# Supplied entries
_____
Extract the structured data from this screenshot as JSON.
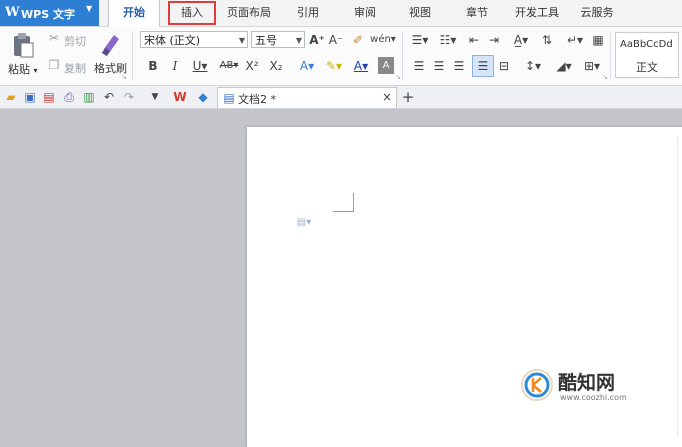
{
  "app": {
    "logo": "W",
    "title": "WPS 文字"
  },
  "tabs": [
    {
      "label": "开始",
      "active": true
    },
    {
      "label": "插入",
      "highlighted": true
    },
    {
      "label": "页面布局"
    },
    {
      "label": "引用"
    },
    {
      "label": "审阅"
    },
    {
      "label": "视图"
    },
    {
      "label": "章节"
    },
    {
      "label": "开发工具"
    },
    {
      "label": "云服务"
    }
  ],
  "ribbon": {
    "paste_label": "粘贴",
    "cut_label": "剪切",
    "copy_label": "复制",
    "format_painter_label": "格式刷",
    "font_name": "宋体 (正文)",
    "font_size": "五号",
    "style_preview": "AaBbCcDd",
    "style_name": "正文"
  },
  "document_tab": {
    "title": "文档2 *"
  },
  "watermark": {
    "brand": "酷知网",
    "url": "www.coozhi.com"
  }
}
_____
# Prompt
Restate each line of the records exactly; pictures do not belong in the copy.

# Solution
Extract the structured data from this screenshot as JSON.
{
  "app": {
    "logo": "W",
    "title": "WPS 文字"
  },
  "tabs": [
    {
      "label": "开始",
      "active": true
    },
    {
      "label": "插入",
      "highlighted": true
    },
    {
      "label": "页面布局"
    },
    {
      "label": "引用"
    },
    {
      "label": "审阅"
    },
    {
      "label": "视图"
    },
    {
      "label": "章节"
    },
    {
      "label": "开发工具"
    },
    {
      "label": "云服务"
    }
  ],
  "ribbon": {
    "paste_label": "粘贴",
    "cut_label": "剪切",
    "copy_label": "复制",
    "format_painter_label": "格式刷",
    "font_name": "宋体 (正文)",
    "font_size": "五号",
    "style_preview": "AaBbCcDd",
    "style_name": "正文"
  },
  "document_tab": {
    "title": "文档2 *"
  },
  "watermark": {
    "brand": "酷知网",
    "url": "www.coozhi.com"
  }
}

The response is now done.